Stored data:

━━━━━━━━━━━━━━━━━━━━━━━━━━━━━━

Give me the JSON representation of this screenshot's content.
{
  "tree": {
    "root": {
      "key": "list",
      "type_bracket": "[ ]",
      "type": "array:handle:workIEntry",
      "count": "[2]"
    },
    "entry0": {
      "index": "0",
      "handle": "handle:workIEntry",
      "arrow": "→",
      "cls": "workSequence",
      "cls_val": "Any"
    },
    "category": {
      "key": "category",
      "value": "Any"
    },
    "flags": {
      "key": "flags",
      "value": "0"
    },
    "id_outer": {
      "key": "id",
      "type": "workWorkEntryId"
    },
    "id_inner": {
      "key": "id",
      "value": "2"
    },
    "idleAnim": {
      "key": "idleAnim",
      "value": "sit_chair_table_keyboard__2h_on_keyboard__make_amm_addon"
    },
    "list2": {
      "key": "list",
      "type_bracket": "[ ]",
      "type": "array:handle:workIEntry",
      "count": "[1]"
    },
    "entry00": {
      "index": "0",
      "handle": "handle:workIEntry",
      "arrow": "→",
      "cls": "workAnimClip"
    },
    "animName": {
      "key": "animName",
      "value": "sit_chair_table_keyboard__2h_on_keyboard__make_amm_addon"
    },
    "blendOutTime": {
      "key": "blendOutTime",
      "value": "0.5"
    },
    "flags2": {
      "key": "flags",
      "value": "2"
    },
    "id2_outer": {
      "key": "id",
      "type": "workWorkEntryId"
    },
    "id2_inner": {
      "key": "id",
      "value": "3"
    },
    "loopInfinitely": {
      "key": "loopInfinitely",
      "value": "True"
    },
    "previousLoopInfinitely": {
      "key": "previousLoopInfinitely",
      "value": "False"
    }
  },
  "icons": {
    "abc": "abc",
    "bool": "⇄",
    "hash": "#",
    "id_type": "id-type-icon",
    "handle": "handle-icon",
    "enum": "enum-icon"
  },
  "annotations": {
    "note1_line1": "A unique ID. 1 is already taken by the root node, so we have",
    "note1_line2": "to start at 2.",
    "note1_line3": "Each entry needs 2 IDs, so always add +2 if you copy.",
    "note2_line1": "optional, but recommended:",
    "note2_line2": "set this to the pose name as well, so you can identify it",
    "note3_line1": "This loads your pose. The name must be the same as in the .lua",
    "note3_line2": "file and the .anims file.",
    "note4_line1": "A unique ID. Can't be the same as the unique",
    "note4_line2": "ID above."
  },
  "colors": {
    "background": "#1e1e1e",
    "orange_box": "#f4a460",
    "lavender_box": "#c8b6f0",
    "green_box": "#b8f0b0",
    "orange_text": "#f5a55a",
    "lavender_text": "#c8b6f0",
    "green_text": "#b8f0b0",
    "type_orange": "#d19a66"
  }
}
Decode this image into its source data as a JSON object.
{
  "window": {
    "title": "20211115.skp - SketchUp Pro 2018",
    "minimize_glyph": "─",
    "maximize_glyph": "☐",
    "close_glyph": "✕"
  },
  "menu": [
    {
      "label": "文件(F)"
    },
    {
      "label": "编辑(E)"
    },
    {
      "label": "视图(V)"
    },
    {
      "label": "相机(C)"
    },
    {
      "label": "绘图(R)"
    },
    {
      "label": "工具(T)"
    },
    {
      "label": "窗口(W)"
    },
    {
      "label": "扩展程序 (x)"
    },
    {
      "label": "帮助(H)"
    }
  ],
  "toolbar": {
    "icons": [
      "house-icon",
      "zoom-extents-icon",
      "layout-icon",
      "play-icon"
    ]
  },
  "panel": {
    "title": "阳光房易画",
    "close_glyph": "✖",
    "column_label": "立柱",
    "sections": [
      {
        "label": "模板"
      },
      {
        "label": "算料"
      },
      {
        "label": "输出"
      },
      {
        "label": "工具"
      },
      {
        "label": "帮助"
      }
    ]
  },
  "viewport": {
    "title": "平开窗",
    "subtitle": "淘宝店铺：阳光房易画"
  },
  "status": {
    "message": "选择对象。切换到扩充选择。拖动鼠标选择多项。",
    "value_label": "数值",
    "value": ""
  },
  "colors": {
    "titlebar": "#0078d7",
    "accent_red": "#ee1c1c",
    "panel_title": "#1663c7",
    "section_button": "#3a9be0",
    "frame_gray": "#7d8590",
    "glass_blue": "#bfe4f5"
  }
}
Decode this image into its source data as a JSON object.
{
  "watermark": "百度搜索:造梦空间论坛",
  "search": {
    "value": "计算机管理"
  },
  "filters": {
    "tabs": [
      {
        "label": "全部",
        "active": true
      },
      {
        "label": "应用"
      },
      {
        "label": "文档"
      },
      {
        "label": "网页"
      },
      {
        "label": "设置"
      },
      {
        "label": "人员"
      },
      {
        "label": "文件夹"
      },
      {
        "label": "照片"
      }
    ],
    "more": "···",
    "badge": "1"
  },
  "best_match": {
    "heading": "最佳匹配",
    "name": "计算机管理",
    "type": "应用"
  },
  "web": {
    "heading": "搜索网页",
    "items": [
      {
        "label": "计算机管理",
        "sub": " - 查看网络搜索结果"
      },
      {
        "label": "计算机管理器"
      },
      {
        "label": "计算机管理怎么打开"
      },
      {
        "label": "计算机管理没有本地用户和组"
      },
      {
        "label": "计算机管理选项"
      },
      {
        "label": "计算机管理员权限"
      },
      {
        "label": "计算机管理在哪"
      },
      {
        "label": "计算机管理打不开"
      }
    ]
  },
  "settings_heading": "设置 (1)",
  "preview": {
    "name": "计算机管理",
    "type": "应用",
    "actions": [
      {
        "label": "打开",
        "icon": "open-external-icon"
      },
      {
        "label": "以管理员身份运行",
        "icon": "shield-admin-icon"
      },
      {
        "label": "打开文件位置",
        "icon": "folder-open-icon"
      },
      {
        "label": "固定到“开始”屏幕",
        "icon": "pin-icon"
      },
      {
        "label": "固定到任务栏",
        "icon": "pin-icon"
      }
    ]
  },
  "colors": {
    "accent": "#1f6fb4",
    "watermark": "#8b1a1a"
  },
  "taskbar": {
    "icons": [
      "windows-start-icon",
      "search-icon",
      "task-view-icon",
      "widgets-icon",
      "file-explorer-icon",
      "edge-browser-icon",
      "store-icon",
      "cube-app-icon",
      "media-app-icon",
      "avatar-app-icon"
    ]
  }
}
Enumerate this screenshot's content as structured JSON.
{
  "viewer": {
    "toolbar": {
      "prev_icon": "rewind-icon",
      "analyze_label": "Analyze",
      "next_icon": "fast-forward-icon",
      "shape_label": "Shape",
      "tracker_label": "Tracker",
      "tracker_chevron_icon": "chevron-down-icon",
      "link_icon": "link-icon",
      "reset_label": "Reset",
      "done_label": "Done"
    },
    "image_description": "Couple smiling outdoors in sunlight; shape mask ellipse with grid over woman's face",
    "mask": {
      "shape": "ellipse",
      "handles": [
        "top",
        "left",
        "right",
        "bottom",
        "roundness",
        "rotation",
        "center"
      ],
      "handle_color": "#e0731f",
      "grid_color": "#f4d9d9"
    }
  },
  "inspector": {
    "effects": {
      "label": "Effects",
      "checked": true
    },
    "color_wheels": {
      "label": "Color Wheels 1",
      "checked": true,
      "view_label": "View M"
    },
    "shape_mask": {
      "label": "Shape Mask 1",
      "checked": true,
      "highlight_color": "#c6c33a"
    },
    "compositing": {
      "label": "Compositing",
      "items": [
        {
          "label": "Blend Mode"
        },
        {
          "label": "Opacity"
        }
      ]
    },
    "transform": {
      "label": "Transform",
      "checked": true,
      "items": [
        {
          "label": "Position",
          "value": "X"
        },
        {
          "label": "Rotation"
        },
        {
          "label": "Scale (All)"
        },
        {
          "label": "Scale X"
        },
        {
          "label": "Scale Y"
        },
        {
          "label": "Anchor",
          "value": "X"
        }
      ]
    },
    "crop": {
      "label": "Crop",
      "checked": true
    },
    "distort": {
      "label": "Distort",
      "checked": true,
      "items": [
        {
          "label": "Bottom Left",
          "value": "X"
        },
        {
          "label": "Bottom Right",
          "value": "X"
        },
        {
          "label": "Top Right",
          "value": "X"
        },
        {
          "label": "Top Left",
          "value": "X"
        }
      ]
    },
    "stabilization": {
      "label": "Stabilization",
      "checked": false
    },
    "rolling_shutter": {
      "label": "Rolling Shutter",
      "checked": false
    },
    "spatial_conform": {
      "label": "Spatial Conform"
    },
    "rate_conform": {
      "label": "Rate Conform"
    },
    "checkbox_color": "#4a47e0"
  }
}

━━━━━━━━━━━━━━━━━━━━━━━━━━━━━━

## THE REQUEST
Copy, from the material above, each line in which the string "pose" occurs.

## ANSWER BELOW
    "note2_line2": "set this to the pose name as well, so you can identify it",
    "note3_line1": "This loads your pose. The name must be the same as in the .lua",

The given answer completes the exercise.